(Beginning of RECORDS FOR THIS EXERCISE)

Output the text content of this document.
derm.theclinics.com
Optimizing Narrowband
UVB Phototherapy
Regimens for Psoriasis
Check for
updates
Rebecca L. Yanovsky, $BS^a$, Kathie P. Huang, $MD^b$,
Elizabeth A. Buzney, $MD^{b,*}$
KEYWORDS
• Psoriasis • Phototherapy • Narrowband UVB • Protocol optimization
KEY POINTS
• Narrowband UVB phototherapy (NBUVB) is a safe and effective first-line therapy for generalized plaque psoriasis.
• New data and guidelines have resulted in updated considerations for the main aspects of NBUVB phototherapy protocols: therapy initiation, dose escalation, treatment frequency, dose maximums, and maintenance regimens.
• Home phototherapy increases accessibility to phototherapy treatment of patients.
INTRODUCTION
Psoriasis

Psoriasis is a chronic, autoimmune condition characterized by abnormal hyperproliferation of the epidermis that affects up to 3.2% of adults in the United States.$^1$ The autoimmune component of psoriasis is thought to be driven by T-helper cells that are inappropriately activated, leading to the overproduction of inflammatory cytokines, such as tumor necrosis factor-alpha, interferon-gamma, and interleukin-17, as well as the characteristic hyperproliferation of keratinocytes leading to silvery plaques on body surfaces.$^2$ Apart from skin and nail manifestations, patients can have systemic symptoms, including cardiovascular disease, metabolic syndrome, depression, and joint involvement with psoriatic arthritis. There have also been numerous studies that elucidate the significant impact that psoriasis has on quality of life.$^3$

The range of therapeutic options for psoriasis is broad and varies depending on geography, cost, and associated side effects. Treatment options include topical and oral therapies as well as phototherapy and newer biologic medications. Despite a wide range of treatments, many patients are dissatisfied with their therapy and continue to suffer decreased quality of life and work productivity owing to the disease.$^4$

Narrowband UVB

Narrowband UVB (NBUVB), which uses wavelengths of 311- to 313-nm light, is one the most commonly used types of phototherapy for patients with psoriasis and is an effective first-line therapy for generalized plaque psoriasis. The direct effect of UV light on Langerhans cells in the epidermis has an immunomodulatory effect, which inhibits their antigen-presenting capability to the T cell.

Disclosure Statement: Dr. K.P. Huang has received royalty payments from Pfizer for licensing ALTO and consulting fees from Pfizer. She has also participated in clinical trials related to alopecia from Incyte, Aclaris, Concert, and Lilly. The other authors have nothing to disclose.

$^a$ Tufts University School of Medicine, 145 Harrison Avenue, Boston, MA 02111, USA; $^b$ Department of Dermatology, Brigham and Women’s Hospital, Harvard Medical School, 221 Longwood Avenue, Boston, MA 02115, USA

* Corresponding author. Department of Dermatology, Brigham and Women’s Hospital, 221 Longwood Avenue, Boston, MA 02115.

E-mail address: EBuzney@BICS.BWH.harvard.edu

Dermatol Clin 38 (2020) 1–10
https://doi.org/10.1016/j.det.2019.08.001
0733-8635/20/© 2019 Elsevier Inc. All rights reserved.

(End of RECORDS FOR THIS EXERCISE)
(Beginning of RECORDS FOR THIS EXERCISE)

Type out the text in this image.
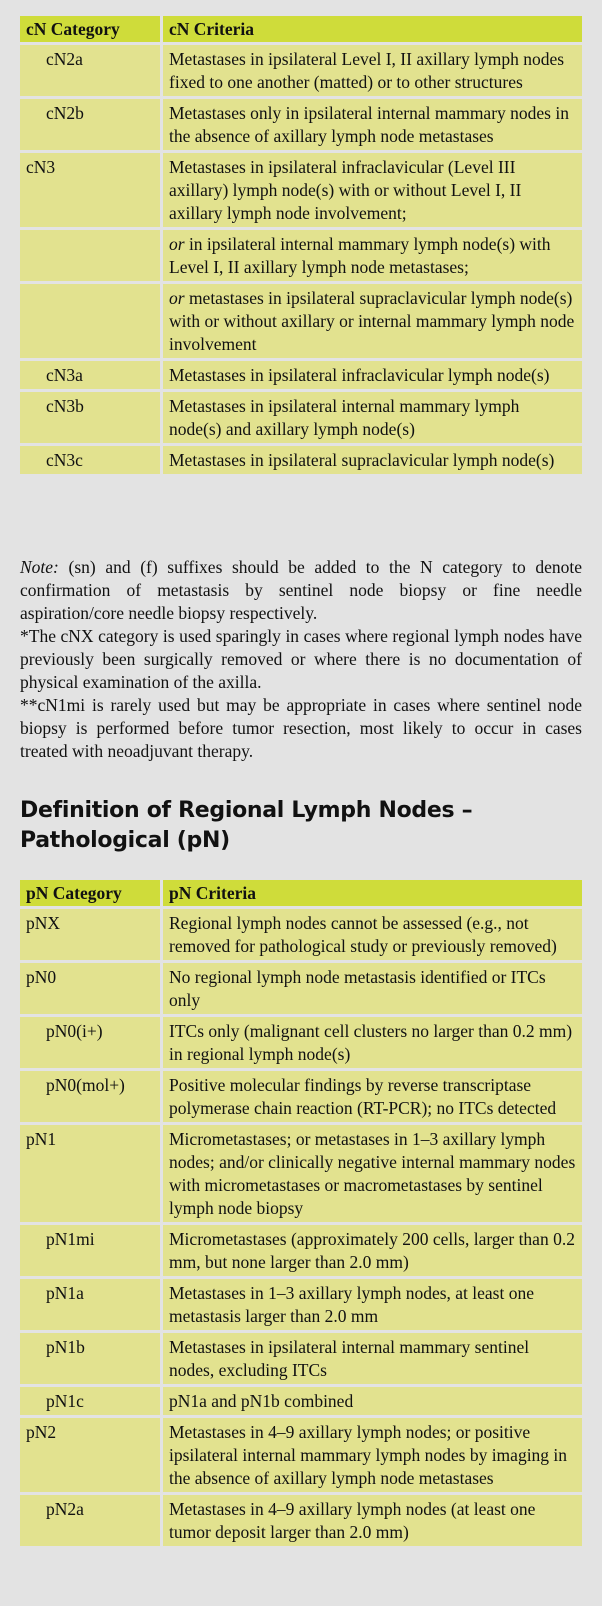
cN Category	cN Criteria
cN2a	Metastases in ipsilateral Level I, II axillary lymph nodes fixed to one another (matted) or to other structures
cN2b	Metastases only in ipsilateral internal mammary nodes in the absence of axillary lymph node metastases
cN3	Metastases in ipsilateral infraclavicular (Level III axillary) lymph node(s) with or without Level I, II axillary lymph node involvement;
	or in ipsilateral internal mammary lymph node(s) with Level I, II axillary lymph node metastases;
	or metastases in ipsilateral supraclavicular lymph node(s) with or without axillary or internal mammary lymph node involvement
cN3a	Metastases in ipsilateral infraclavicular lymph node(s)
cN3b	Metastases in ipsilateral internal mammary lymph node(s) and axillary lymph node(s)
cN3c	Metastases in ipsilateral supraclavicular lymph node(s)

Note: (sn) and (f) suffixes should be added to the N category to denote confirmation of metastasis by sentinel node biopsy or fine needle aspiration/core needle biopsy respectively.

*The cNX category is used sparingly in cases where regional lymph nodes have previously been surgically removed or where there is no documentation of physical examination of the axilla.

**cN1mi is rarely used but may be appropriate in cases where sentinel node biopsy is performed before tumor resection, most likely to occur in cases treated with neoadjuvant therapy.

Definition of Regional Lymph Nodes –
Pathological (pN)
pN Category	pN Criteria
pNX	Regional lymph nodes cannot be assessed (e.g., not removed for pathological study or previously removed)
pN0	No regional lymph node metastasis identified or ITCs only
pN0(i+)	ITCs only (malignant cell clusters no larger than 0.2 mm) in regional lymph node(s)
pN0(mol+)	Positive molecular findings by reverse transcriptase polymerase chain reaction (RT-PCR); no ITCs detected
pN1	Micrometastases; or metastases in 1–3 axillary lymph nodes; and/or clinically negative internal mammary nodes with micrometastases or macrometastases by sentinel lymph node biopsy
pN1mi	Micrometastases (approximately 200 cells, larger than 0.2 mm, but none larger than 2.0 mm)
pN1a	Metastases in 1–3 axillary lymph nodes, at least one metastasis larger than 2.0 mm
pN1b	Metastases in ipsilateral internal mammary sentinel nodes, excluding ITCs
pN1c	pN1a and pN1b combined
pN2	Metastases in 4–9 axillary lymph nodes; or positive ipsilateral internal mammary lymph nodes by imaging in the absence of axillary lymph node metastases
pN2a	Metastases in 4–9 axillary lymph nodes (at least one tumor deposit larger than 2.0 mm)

(End of RECORDS FOR THIS EXERCISE)

AIM OF THE TASK:
When a line in the listing has the word "least", return that line.

WORKED SOLUTION:
pN1a	Metastases in 1–3 axillary lymph nodes, at least one metastasis larger than 2.0 mm
pN2a	Metastases in 4–9 axillary lymph nodes (at least one tumor deposit larger than 2.0 mm)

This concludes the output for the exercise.